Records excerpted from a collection
━━━━━━━━━━━━━━━━

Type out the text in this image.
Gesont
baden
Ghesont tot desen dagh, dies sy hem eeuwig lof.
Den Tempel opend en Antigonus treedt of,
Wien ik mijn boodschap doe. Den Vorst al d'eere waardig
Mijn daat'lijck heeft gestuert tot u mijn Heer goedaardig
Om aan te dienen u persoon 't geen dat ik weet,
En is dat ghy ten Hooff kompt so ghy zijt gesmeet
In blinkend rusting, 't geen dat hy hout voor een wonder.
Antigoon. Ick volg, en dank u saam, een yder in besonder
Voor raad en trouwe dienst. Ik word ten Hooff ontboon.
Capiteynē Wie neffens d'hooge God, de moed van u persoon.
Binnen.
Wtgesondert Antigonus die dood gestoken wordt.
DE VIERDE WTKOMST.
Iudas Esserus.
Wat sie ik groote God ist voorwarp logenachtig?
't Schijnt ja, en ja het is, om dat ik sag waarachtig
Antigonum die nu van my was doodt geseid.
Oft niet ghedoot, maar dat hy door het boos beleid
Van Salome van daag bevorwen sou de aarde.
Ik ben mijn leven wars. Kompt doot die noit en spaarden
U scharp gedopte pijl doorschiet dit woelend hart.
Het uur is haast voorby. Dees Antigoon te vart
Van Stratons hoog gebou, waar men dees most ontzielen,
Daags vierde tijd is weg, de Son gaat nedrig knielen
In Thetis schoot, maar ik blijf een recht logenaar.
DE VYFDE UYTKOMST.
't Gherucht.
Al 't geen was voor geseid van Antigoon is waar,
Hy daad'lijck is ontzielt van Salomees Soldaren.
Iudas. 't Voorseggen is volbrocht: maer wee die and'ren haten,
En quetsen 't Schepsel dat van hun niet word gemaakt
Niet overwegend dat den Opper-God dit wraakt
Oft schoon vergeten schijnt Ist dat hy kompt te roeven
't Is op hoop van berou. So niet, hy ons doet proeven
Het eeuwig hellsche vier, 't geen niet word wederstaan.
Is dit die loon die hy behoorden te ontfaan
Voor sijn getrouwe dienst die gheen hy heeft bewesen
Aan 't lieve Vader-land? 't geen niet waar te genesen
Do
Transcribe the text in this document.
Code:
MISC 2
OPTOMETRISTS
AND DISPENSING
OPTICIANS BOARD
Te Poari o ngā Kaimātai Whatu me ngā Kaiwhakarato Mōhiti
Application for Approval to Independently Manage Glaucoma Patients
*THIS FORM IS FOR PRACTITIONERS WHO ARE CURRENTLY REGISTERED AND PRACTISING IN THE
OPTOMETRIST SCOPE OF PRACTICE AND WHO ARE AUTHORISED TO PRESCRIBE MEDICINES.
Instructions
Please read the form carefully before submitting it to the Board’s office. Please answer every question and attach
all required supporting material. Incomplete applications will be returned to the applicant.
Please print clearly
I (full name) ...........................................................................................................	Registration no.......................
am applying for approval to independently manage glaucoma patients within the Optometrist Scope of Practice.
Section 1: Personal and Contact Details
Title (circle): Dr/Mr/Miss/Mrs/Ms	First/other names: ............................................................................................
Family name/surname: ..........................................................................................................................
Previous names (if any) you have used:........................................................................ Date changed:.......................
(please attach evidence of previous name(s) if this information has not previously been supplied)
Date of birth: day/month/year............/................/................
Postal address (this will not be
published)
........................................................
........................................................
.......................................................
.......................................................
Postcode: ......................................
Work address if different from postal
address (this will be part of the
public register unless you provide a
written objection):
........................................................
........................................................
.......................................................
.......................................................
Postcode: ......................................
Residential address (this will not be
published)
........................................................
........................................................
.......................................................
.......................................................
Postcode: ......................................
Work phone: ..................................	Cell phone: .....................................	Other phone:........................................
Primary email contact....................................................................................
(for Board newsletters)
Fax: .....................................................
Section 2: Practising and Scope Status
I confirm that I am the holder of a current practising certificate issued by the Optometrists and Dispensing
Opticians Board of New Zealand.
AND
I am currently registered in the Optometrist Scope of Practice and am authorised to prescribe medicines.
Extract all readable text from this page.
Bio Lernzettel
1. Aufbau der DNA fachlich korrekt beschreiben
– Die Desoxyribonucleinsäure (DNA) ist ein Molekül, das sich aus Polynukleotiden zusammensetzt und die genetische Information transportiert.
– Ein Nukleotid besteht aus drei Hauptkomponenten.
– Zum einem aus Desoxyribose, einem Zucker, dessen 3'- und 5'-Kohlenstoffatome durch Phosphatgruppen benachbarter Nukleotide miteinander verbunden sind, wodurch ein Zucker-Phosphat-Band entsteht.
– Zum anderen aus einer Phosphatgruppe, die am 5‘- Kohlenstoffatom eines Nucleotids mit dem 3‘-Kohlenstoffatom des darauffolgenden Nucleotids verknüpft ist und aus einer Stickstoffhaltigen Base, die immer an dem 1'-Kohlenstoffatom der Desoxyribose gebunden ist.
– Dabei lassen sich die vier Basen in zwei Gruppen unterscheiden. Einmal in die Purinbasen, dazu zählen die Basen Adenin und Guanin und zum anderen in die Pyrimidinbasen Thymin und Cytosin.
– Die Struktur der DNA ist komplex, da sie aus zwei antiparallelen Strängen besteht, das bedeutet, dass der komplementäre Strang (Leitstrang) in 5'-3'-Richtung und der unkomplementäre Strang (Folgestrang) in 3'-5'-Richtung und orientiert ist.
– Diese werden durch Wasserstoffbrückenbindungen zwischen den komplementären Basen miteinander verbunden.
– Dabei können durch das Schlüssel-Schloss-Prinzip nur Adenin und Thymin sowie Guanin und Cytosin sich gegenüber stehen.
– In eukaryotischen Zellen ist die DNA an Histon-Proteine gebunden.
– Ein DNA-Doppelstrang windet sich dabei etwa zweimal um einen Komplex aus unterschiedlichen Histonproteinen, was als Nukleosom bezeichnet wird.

━━━━━━━━━━━━━━━━

* [About this exercise]
Pick each line holding the word "geseid" out of the data and copy it.

* [Solution for this exercise]
Antigonum die nu van my was doodt geseid.
Al 't geen was voor geseid van Antigoon is waar,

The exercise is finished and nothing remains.